Instruction → Go through the listing beneath this task and return every line that carries the string "zdroja".
---- Stored data
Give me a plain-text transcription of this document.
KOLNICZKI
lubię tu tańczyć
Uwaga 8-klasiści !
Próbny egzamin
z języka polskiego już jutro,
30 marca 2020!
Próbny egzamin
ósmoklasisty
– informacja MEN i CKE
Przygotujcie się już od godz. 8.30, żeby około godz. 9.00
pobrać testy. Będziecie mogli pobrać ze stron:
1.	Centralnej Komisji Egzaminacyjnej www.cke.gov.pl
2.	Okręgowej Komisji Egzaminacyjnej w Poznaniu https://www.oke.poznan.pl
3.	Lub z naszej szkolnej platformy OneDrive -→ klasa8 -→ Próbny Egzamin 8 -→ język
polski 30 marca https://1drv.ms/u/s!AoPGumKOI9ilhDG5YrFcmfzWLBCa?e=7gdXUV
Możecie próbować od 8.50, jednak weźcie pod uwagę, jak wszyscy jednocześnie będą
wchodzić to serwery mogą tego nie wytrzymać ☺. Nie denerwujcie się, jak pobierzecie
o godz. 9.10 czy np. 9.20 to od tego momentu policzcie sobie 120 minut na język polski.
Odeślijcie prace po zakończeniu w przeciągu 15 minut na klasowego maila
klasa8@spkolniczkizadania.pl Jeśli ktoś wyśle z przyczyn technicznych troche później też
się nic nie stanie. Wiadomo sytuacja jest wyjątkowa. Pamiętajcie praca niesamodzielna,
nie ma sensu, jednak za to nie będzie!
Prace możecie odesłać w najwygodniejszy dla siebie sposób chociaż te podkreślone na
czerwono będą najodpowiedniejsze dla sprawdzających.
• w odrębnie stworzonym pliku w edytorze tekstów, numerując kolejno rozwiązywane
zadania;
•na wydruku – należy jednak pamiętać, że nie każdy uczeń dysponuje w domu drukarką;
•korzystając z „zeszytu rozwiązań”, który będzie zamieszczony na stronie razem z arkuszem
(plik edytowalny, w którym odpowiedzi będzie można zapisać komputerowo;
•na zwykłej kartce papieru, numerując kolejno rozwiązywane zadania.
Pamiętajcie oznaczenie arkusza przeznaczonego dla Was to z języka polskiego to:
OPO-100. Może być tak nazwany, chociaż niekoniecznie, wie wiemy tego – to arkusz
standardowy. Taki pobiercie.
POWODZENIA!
--------
---- Stored data
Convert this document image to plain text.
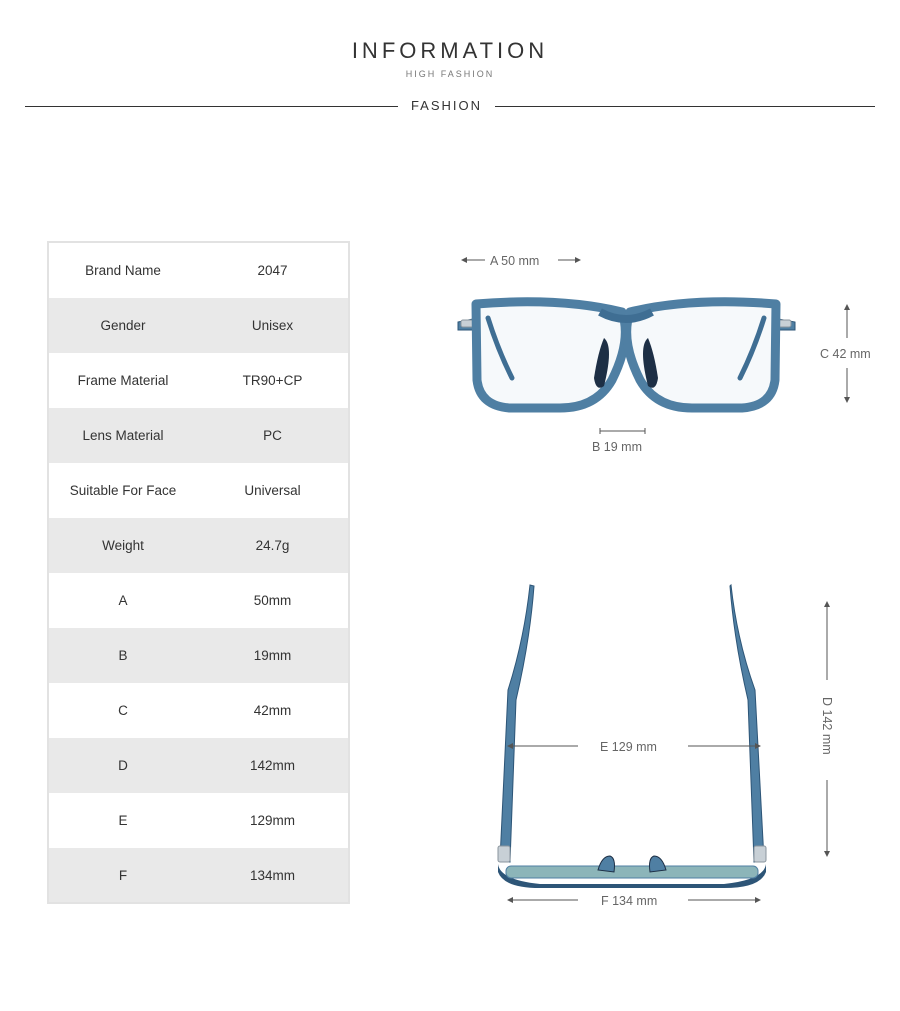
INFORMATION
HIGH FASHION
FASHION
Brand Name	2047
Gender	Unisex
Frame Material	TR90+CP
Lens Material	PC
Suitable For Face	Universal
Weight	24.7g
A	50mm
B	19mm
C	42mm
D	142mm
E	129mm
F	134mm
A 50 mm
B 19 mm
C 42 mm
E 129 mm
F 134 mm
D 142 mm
--------
---- Stored data
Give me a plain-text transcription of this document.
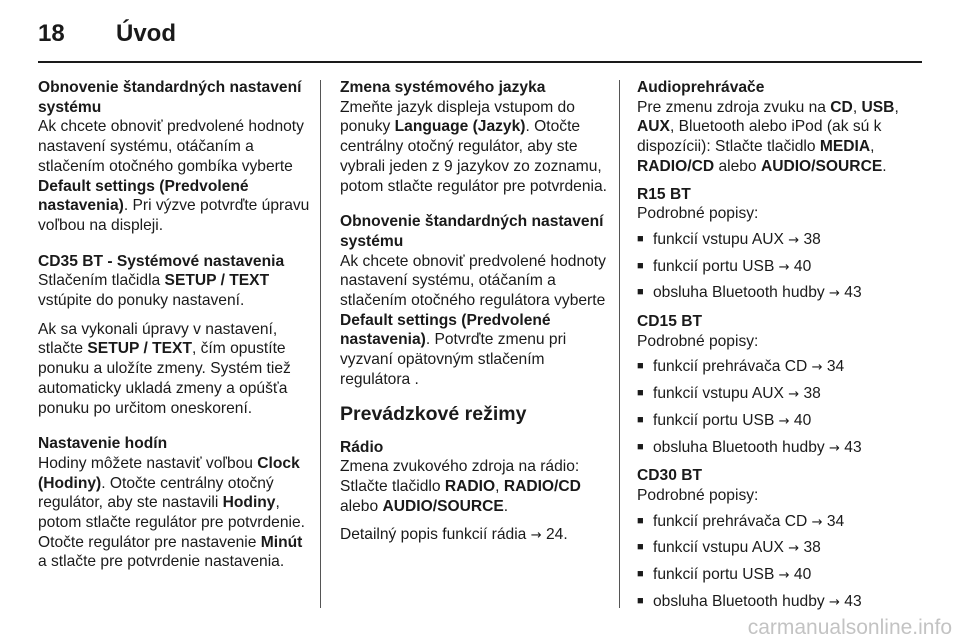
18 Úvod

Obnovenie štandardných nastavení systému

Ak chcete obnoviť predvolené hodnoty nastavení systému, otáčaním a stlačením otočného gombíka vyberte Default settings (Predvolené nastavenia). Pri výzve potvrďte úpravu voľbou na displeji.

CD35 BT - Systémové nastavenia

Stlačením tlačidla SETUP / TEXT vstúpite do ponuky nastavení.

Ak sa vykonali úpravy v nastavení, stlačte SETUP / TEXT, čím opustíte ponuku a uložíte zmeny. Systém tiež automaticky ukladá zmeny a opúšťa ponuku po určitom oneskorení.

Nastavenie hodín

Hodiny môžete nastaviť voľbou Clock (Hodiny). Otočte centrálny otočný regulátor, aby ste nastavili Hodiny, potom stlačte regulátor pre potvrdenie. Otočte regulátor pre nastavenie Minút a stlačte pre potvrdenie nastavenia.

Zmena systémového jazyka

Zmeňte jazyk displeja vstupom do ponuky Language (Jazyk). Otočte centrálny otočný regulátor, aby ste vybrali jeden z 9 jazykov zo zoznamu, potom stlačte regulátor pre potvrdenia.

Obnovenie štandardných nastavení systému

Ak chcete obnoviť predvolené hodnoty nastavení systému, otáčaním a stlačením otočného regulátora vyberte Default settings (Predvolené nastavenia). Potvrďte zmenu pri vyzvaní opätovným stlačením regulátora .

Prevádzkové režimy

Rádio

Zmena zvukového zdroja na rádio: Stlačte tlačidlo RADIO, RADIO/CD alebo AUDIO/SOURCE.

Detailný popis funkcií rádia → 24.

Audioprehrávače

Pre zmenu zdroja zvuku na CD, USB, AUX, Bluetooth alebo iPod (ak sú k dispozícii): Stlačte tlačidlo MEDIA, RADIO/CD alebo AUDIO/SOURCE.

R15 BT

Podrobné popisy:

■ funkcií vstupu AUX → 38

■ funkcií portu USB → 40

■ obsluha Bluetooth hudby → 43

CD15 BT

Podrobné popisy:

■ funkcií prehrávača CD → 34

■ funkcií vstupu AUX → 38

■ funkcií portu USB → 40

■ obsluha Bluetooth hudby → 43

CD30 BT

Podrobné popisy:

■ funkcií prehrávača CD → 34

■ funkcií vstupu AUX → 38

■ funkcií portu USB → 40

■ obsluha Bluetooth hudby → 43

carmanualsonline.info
--------
The answer →
Zmena zvukového zdroja na rádio: Stlačte tlačidlo RADIO, RADIO/CD alebo AUDIO/SOURCE.
Pre zmenu zdroja zvuku na CD, USB, AUX, Bluetooth alebo iPod (ak sú k dispozícii): Stlačte tlačidlo MEDIA, RADIO/CD alebo AUDIO/SOURCE.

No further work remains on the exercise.